(Do this)
Each entry here needs to be set down again exactly, please; pictures are left out.

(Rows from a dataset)

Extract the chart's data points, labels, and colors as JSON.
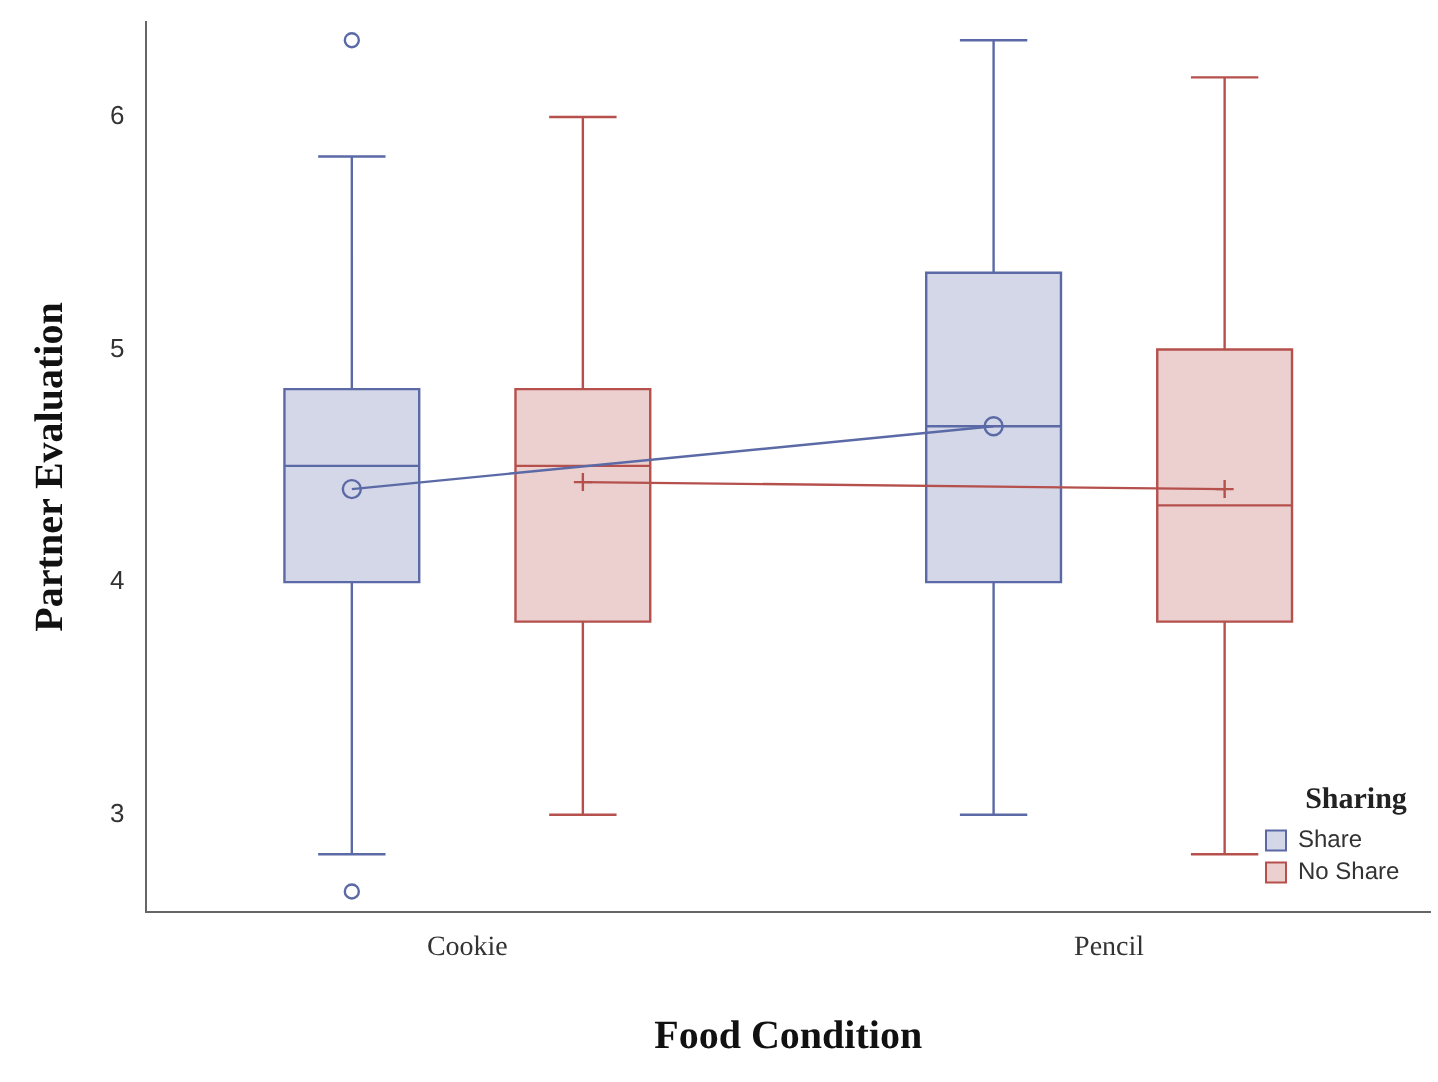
{
  "chart_data": {
    "type": "box",
    "xlabel": "Food Condition",
    "ylabel": "Partner Evaluation",
    "legend_title": "Sharing",
    "categories": [
      "Cookie",
      "Pencil"
    ],
    "ylim": [
      2.58,
      6.41
    ],
    "yticks": [
      3,
      4,
      5,
      6
    ],
    "grid": false,
    "legend": "bottom right",
    "series": [
      {
        "name": "Share",
        "color": "#5b6aa6",
        "marker": "circle",
        "boxes": [
          {
            "low": 2.83,
            "q1": 4.0,
            "median": 4.5,
            "q3": 4.83,
            "high": 5.83,
            "mean": 4.4,
            "outliers": [
              6.33,
              2.67
            ]
          },
          {
            "low": 3.0,
            "q1": 4.0,
            "median": 4.67,
            "q3": 5.33,
            "high": 6.33,
            "mean": 4.67
          }
        ]
      },
      {
        "name": "No Share",
        "color": "#b5504d",
        "marker": "cross",
        "boxes": [
          {
            "low": 3.0,
            "q1": 3.83,
            "median": 4.5,
            "q3": 4.83,
            "high": 6.0,
            "mean": 4.43
          },
          {
            "low": 2.83,
            "q1": 3.83,
            "median": 4.33,
            "q3": 5.0,
            "high": 6.17,
            "mean": 4.4
          }
        ]
      },
      {
        "type": "line",
        "color": "#5b6aa6",
        "values": [
          4.4,
          4.67
        ]
      },
      {
        "type": "line",
        "color": "#b5504d",
        "values": [
          4.43,
          4.4
        ]
      }
    ]
  }
}
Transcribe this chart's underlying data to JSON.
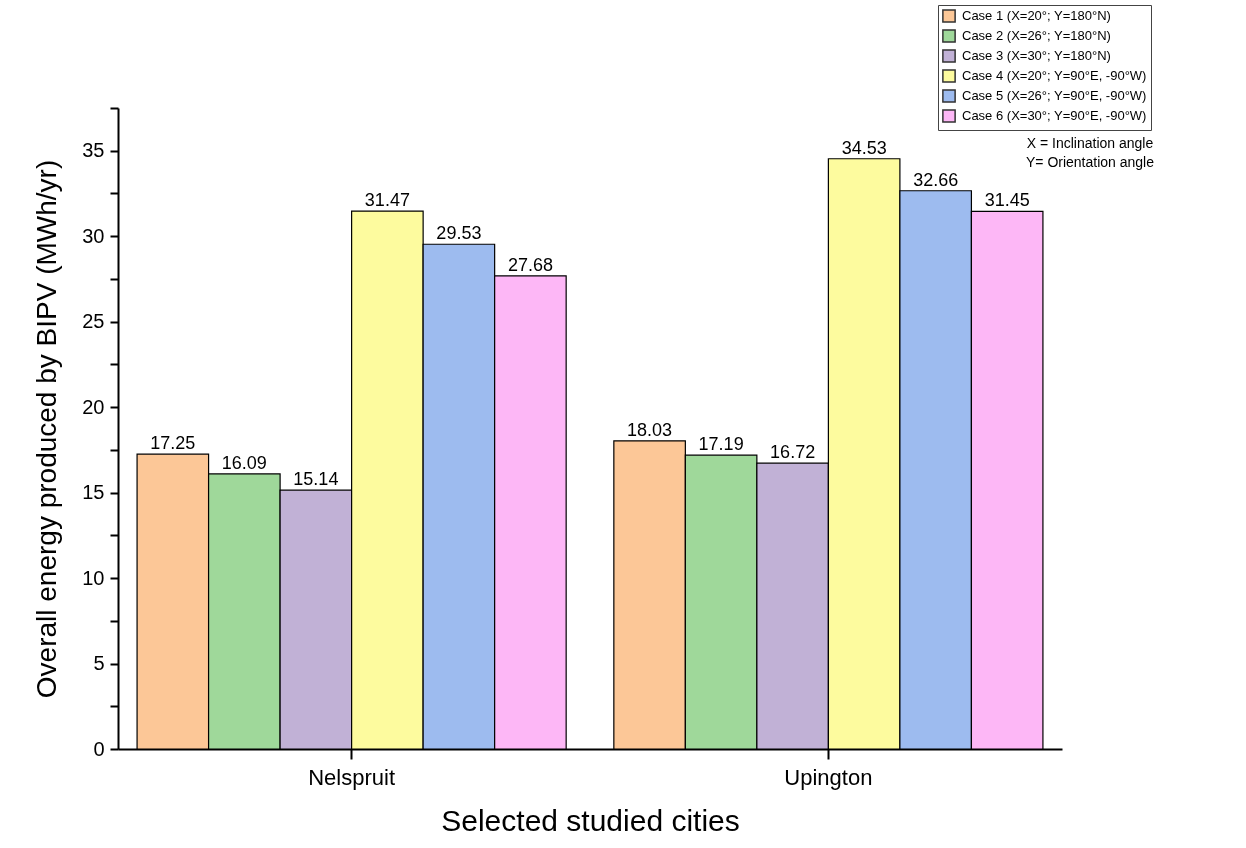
{
  "chart_data": {
    "type": "bar",
    "xlabel": "Selected studied cities",
    "ylabel": "Overall energy produced by BIPV (MWh/yr)",
    "categories": [
      "Nelspruit",
      "Upington"
    ],
    "series": [
      {
        "name": "Case 1 (X=20°; Y=180°N)",
        "color": "#fcc797",
        "values": [
          17.25,
          18.03
        ]
      },
      {
        "name": "Case 2 (X=26°; Y=180°N)",
        "color": "#9fd89a",
        "values": [
          16.09,
          17.19
        ]
      },
      {
        "name": "Case 3 (X=30°; Y=180°N)",
        "color": "#c1b1d6",
        "values": [
          15.14,
          16.72
        ]
      },
      {
        "name": "Case 4 (X=20°; Y=90°E, -90°W)",
        "color": "#fdfb9e",
        "values": [
          31.47,
          34.53
        ]
      },
      {
        "name": "Case 5 (X=26°; Y=90°E, -90°W)",
        "color": "#9dbbef",
        "values": [
          29.53,
          32.66
        ]
      },
      {
        "name": "Case 6 (X=30°; Y=90°E, -90°W)",
        "color": "#fdb7f6",
        "values": [
          27.68,
          31.45
        ]
      }
    ],
    "ylim": [
      0,
      37.5
    ],
    "yticks": [
      0,
      {
        "value": 2.5,
        "label": null
      },
      5,
      {
        "value": 7.5,
        "label": null
      },
      10,
      {
        "value": 12.5,
        "label": null
      },
      15,
      {
        "value": 17.5,
        "label": null
      },
      20,
      {
        "value": 22.5,
        "label": null
      },
      25,
      {
        "value": 27.5,
        "label": null
      },
      30,
      {
        "value": 32.5,
        "label": null
      },
      35,
      {
        "value": 37.5,
        "label": null
      }
    ],
    "data_labels": true,
    "grid": false,
    "legend": "top right",
    "annotations": [
      "X = Inclination angle",
      "Y= Orientation angle"
    ]
  }
}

(Output for this exercise)
Extract the chart's data points, labels, and colors as JSON.
{
  "chart_data": {
    "type": "box",
    "xlabel": "Food Condition",
    "ylabel": "Partner Evaluation",
    "legend_title": "Sharing",
    "categories": [
      "Cookie",
      "Pencil"
    ],
    "ylim": [
      2.58,
      6.41
    ],
    "yticks": [
      3,
      4,
      5,
      6
    ],
    "grid": false,
    "legend": "bottom right",
    "series": [
      {
        "name": "Share",
        "color": "#5b6aa6",
        "marker": "circle",
        "boxes": [
          {
            "low": 2.83,
            "q1": 4.0,
            "median": 4.5,
            "q3": 4.83,
            "high": 5.83,
            "mean": 4.4,
            "outliers": [
              6.33,
              2.67
            ]
          },
          {
            "low": 3.0,
            "q1": 4.0,
            "median": 4.67,
            "q3": 5.33,
            "high": 6.33,
            "mean": 4.67
          }
        ]
      },
      {
        "name": "No Share",
        "color": "#b5504d",
        "marker": "cross",
        "boxes": [
          {
            "low": 3.0,
            "q1": 3.83,
            "median": 4.5,
            "q3": 4.83,
            "high": 6.0,
            "mean": 4.43
          },
          {
            "low": 2.83,
            "q1": 3.83,
            "median": 4.33,
            "q3": 5.0,
            "high": 6.17,
            "mean": 4.4
          }
        ]
      },
      {
        "type": "line",
        "color": "#5b6aa6",
        "values": [
          4.4,
          4.67
        ]
      },
      {
        "type": "line",
        "color": "#b5504d",
        "values": [
          4.43,
          4.4
        ]
      }
    ]
  }
}
Transcribe this chart's underlying data to JSON.
{
  "chart_data": {
    "type": "bar",
    "xlabel": "Selected studied cities",
    "ylabel": "Overall energy produced by BIPV (MWh/yr)",
    "categories": [
      "Nelspruit",
      "Upington"
    ],
    "series": [
      {
        "name": "Case 1 (X=20°; Y=180°N)",
        "color": "#fcc797",
        "values": [
          17.25,
          18.03
        ]
      },
      {
        "name": "Case 2 (X=26°; Y=180°N)",
        "color": "#9fd89a",
        "values": [
          16.09,
          17.19
        ]
      },
      {
        "name": "Case 3 (X=30°; Y=180°N)",
        "color": "#c1b1d6",
        "values": [
          15.14,
          16.72
        ]
      },
      {
        "name": "Case 4 (X=20°; Y=90°E, -90°W)",
        "color": "#fdfb9e",
        "values": [
          31.47,
          34.53
        ]
      },
      {
        "name": "Case 5 (X=26°; Y=90°E, -90°W)",
        "color": "#9dbbef",
        "values": [
          29.53,
          32.66
        ]
      },
      {
        "name": "Case 6 (X=30°; Y=90°E, -90°W)",
        "color": "#fdb7f6",
        "values": [
          27.68,
          31.45
        ]
      }
    ],
    "ylim": [
      0,
      37.5
    ],
    "yticks": [
      0,
      {
        "value": 2.5,
        "label": null
      },
      5,
      {
        "value": 7.5,
        "label": null
      },
      10,
      {
        "value": 12.5,
        "label": null
      },
      15,
      {
        "value": 17.5,
        "label": null
      },
      20,
      {
        "value": 22.5,
        "label": null
      },
      25,
      {
        "value": 27.5,
        "label": null
      },
      30,
      {
        "value": 32.5,
        "label": null
      },
      35,
      {
        "value": 37.5,
        "label": null
      }
    ],
    "data_labels": true,
    "grid": false,
    "legend": "top right",
    "annotations": [
      "X = Inclination angle",
      "Y= Orientation angle"
    ]
  }
}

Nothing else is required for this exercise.